**Task**. Extract the lines that carry the string "values" from the listing.

··· Data to use ···

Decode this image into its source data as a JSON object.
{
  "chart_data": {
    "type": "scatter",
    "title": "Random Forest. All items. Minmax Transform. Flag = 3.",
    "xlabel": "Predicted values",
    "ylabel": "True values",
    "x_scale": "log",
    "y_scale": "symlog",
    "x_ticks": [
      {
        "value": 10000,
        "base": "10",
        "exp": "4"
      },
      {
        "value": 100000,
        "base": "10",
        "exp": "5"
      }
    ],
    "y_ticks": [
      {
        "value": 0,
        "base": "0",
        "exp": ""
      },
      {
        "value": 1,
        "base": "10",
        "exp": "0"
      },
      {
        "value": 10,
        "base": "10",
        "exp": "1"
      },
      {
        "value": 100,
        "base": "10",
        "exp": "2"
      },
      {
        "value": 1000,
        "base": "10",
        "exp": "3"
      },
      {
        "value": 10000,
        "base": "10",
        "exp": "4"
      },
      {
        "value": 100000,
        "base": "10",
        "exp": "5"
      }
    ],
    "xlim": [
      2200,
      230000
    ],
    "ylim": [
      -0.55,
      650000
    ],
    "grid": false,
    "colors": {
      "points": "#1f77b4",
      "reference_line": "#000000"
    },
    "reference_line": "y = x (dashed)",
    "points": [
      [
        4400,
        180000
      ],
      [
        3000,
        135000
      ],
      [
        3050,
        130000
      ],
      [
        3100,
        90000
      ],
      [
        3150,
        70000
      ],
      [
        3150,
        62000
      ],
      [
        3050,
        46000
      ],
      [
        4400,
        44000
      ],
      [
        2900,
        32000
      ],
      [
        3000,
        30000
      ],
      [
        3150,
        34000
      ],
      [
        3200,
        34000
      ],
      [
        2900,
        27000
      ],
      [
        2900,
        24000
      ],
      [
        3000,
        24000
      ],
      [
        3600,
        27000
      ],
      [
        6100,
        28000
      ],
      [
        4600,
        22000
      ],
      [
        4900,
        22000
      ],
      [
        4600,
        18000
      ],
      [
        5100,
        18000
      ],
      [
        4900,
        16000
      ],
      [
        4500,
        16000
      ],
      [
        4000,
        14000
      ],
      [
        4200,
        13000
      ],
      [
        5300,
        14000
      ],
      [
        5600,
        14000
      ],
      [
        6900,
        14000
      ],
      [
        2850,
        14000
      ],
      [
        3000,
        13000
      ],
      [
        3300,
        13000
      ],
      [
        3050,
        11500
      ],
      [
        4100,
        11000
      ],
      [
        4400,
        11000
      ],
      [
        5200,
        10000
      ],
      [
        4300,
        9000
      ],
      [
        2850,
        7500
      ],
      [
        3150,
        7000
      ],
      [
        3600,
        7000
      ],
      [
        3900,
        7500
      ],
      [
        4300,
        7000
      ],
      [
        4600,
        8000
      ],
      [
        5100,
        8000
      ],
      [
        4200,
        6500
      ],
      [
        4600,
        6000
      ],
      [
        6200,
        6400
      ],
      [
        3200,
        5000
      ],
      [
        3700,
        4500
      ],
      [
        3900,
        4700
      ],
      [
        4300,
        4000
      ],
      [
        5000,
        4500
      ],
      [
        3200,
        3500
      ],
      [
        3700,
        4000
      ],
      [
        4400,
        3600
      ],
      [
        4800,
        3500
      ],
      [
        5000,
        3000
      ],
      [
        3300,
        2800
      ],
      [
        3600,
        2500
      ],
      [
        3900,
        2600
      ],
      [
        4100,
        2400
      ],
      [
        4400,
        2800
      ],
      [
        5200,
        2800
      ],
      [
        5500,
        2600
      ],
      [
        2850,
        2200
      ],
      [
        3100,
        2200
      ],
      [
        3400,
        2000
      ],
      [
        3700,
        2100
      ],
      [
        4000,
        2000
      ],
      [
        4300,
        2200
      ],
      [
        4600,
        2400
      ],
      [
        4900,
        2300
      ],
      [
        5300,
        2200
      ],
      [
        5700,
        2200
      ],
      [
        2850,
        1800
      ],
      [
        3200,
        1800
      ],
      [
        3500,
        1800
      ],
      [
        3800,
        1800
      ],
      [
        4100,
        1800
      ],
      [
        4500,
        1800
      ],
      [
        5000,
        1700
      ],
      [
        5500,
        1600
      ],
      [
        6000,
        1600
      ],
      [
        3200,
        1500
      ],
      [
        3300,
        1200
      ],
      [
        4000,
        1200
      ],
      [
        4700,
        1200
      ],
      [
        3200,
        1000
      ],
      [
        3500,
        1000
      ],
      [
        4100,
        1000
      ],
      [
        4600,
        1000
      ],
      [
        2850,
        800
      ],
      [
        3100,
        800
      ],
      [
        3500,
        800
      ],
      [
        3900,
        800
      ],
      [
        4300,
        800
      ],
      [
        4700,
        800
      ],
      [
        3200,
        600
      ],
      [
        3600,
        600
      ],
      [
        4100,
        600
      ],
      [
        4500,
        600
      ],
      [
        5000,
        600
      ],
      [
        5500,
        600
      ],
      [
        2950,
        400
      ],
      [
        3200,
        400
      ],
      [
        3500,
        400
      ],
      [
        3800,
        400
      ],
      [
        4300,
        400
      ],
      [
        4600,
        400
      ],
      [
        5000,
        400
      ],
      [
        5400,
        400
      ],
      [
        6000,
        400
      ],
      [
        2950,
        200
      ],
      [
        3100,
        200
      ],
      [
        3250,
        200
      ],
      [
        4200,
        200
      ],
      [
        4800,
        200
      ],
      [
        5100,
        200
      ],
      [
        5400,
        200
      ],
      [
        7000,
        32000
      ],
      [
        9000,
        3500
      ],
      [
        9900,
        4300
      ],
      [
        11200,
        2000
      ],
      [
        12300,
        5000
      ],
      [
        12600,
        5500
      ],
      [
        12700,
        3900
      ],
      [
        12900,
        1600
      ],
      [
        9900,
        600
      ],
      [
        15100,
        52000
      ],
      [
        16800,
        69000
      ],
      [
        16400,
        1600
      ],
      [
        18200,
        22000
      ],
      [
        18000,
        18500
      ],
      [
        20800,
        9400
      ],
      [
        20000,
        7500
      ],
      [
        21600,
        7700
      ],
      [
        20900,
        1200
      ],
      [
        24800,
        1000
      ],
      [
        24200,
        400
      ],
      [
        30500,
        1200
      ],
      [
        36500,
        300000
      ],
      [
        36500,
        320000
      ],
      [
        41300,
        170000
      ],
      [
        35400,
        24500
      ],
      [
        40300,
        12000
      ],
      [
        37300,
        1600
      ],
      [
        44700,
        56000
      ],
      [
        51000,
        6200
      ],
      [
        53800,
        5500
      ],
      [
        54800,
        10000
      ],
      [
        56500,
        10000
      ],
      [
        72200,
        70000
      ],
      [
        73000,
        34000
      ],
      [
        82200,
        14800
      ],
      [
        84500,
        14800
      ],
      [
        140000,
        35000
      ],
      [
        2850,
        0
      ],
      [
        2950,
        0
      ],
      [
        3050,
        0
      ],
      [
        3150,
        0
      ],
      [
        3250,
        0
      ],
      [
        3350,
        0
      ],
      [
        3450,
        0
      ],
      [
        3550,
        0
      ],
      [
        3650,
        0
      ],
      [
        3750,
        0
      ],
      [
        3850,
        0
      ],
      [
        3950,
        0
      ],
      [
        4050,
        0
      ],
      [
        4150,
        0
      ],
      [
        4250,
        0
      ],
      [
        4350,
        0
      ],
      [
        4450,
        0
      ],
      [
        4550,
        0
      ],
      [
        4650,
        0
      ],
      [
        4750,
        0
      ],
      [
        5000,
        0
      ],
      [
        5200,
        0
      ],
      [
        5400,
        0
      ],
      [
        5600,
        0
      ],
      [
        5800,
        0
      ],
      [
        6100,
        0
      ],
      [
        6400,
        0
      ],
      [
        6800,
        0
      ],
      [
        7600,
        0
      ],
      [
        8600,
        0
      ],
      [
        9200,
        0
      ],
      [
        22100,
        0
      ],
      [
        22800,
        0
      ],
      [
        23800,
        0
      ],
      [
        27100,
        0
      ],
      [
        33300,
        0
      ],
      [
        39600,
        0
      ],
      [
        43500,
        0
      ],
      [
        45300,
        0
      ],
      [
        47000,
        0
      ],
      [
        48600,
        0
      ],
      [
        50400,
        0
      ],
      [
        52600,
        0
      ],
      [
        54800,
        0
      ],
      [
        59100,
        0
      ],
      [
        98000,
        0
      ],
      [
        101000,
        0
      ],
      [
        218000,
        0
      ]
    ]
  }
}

···

**Written answer**.
    "xlabel": "Predicted values",
    "ylabel": "True values",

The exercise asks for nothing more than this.